-- Problem details --
Exclude all pictures, then copy each of the records exactly as written.

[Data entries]

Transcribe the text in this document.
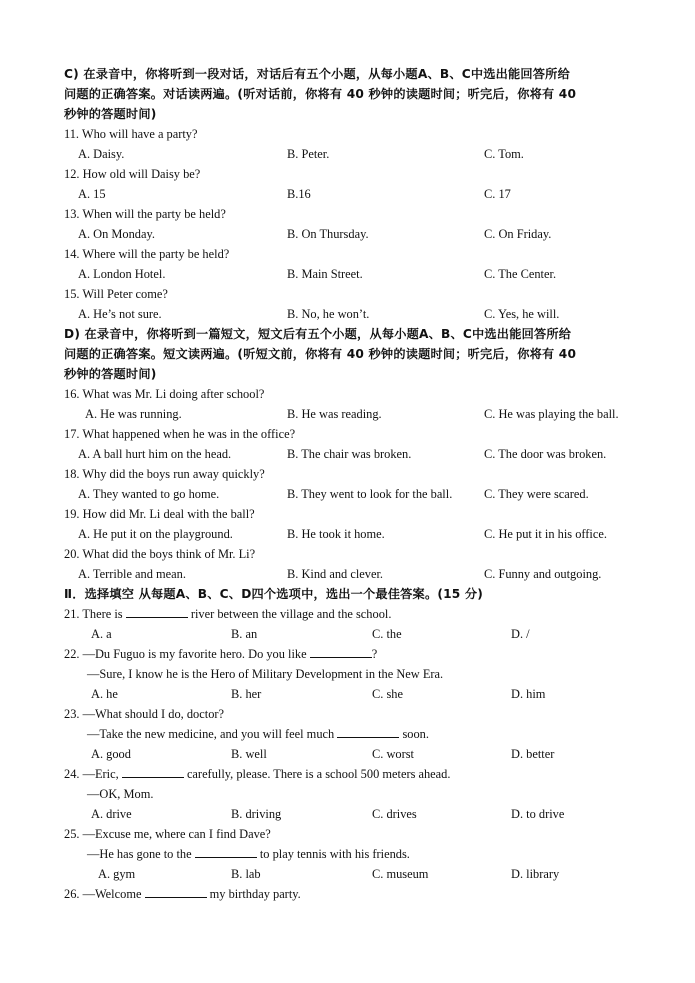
C) 在录音中，你将听到一段对话，对话后有五个小题，从每小题A、B、C中选出能回答所给
问题的正确答案。对话读两遍。(听对话前，你将有 40 秒钟的读题时间；听完后，你将有 40
秒钟的答题时间)
11. Who will have a party?
A. Daisy.	B. Peter.	C. Tom.
12. How old will Daisy be?
A. 15	B.16	C. 17
13. When will the party be held?
A. On Monday.	B. On Thursday.	C. On Friday.
14. Where will the party be held?
A. London Hotel.	B. Main Street.	C. The Center.
15. Will Peter come?
A. He’s not sure.	B. No, he won’t.	C. Yes, he will.
D) 在录音中，你将听到一篇短文，短文后有五个小题，从每小题A、B、C中选出能回答所给
问题的正确答案。短文读两遍。(听短文前，你将有 40 秒钟的读题时间；听完后，你将有 40
秒钟的答题时间)
16. What was Mr. Li doing after school?
A. He was running.	B. He was reading.	C. He was playing the ball.
17. What happened when he was in the office?
A. A ball hurt him on the head.	B. The chair was broken.	C. The door was broken.
18. Why did the boys run away quickly?
A. They wanted to go home.	B. They went to look for the ball.	C. They were scared.
19. How did Mr. Li deal with the ball?
A. He put it on the playground.	B. He took it home.	C. He put it in his office.
20. What did the boys think of Mr. Li?
A. Terrible and mean.	B. Kind and clever.	C. Funny and outgoing.
Ⅱ．选择填空 从每题A、B、C、D四个选项中，选出一个最佳答案。(15 分)
21. There is	river between the village and the school.
A. a	B. an	C. the	D. /
22. —Du Fuguo is my favorite hero. Do you like	?
—Sure, I know he is the Hero of Military Development in the New Era.
A. he	B. her	C. she	D. him
23. —What should I do, doctor?
—Take the new medicine, and you will feel much	soon.
A. good	B. well	C. worst	D. better
24. —Eric,	carefully, please. There is a school 500 meters ahead.
—OK, Mom.
A. drive	B. driving	C. drives	D. to drive
25. —Excuse me, where can I find Dave?
—He has gone to the	to play tennis with his friends.
A. gym	B. lab	C. museum	D. library
26. —Welcome	my birthday party.
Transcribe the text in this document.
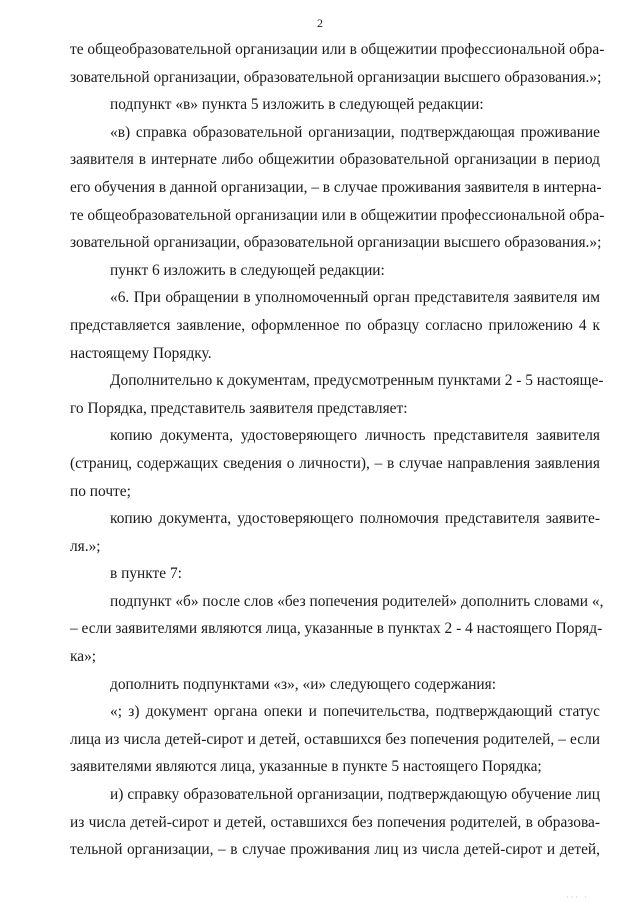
2
те общеобразовательной организации или в общежитии профессиональной обра-
зовательной организации, образовательной организации высшего образования.»;
подпункт «в» пункта 5 изложить в следующей редакции:
«в) справка образовательной организации, подтверждающая проживание
заявителя в интернате либо общежитии образовательной организации в период
его обучения в данной организации, – в случае проживания заявителя в интерна-
те общеобразовательной организации или в общежитии профессиональной обра-
зовательной организации, образовательной организации высшего образования.»;
пункт 6 изложить в следующей редакции:
«6. При обращении в уполномоченный орган представителя заявителя им
представляется заявление, оформленное по образцу согласно приложению 4 к
настоящему Порядку.
Дополнительно к документам, предусмотренным пунктами 2 - 5 настояще-
го Порядка, представитель заявителя представляет:
копию документа, удостоверяющего личность представителя заявителя
(страниц, содержащих сведения о личности), – в случае направления заявления
по почте;
копию документа, удостоверяющего полномочия представителя заявите-
ля.»;
в пункте 7:
подпункт «б» после слов «без попечения родителей» дополнить словами «,
– если заявителями являются лица, указанные в пунктах 2 - 4 настоящего Поряд-
ка»;
дополнить подпунктами «з», «и» следующего содержания:
«; з) документ органа опеки и попечительства, подтверждающий статус
лица из числа детей-сирот и детей, оставшихся без попечения родителей, – если
заявителями являются лица, указанные в пункте 5 настоящего Порядка;
и) справку образовательной организации, подтверждающую обучение лиц
из числа детей-сирот и детей, оставшихся без попечения родителей, в образова-
тельной организации, – в случае проживания лиц из числа детей-сирот и детей,
··· ·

-- Task result --
Transcribe the text in this document.
C) 在录音中，你将听到一段对话，对话后有五个小题，从每小题A、B、C中选出能回答所给
问题的正确答案。对话读两遍。(听对话前，你将有 40 秒钟的读题时间；听完后，你将有 40
秒钟的答题时间)
11. Who will have a party?
A. Daisy.	B. Peter.	C. Tom.
12. How old will Daisy be?
A. 15	B.16	C. 17
13. When will the party be held?
A. On Monday.	B. On Thursday.	C. On Friday.
14. Where will the party be held?
A. London Hotel.	B. Main Street.	C. The Center.
15. Will Peter come?
A. He’s not sure.	B. No, he won’t.	C. Yes, he will.
D) 在录音中，你将听到一篇短文，短文后有五个小题，从每小题A、B、C中选出能回答所给
问题的正确答案。短文读两遍。(听短文前，你将有 40 秒钟的读题时间；听完后，你将有 40
秒钟的答题时间)
16. What was Mr. Li doing after school?
A. He was running.	B. He was reading.	C. He was playing the ball.
17. What happened when he was in the office?
A. A ball hurt him on the head.	B. The chair was broken.	C. The door was broken.
18. Why did the boys run away quickly?
A. They wanted to go home.	B. They went to look for the ball.	C. They were scared.
19. How did Mr. Li deal with the ball?
A. He put it on the playground.	B. He took it home.	C. He put it in his office.
20. What did the boys think of Mr. Li?
A. Terrible and mean.	B. Kind and clever.	C. Funny and outgoing.
Ⅱ．选择填空 从每题A、B、C、D四个选项中，选出一个最佳答案。(15 分)
21. There is	river between the village and the school.
A. a	B. an	C. the	D. /
22. —Du Fuguo is my favorite hero. Do you like	?
—Sure, I know he is the Hero of Military Development in the New Era.
A. he	B. her	C. she	D. him
23. —What should I do, doctor?
—Take the new medicine, and you will feel much	soon.
A. good	B. well	C. worst	D. better
24. —Eric,	carefully, please. There is a school 500 meters ahead.
—OK, Mom.
A. drive	B. driving	C. drives	D. to drive
25. —Excuse me, where can I find Dave?
—He has gone to the	to play tennis with his friends.
A. gym	B. lab	C. museum	D. library
26. —Welcome	my birthday party.
Transcribe the text in this document.
2
те общеобразовательной организации или в общежитии профессиональной обра-
зовательной организации, образовательной организации высшего образования.»;
подпункт «в» пункта 5 изложить в следующей редакции:
«в) справка образовательной организации, подтверждающая проживание
заявителя в интернате либо общежитии образовательной организации в период
его обучения в данной организации, – в случае проживания заявителя в интерна-
те общеобразовательной организации или в общежитии профессиональной обра-
зовательной организации, образовательной организации высшего образования.»;
пункт 6 изложить в следующей редакции:
«6. При обращении в уполномоченный орган представителя заявителя им
представляется заявление, оформленное по образцу согласно приложению 4 к
настоящему Порядку.
Дополнительно к документам, предусмотренным пунктами 2 - 5 настояще-
го Порядка, представитель заявителя представляет:
копию документа, удостоверяющего личность представителя заявителя
(страниц, содержащих сведения о личности), – в случае направления заявления
по почте;
копию документа, удостоверяющего полномочия представителя заявите-
ля.»;
в пункте 7:
подпункт «б» после слов «без попечения родителей» дополнить словами «,
– если заявителями являются лица, указанные в пунктах 2 - 4 настоящего Поряд-
ка»;
дополнить подпунктами «з», «и» следующего содержания:
«; з) документ органа опеки и попечительства, подтверждающий статус
лица из числа детей-сирот и детей, оставшихся без попечения родителей, – если
заявителями являются лица, указанные в пункте 5 настоящего Порядка;
и) справку образовательной организации, подтверждающую обучение лиц
из числа детей-сирот и детей, оставшихся без попечения родителей, в образова-
тельной организации, – в случае проживания лиц из числа детей-сирот и детей,
··· ·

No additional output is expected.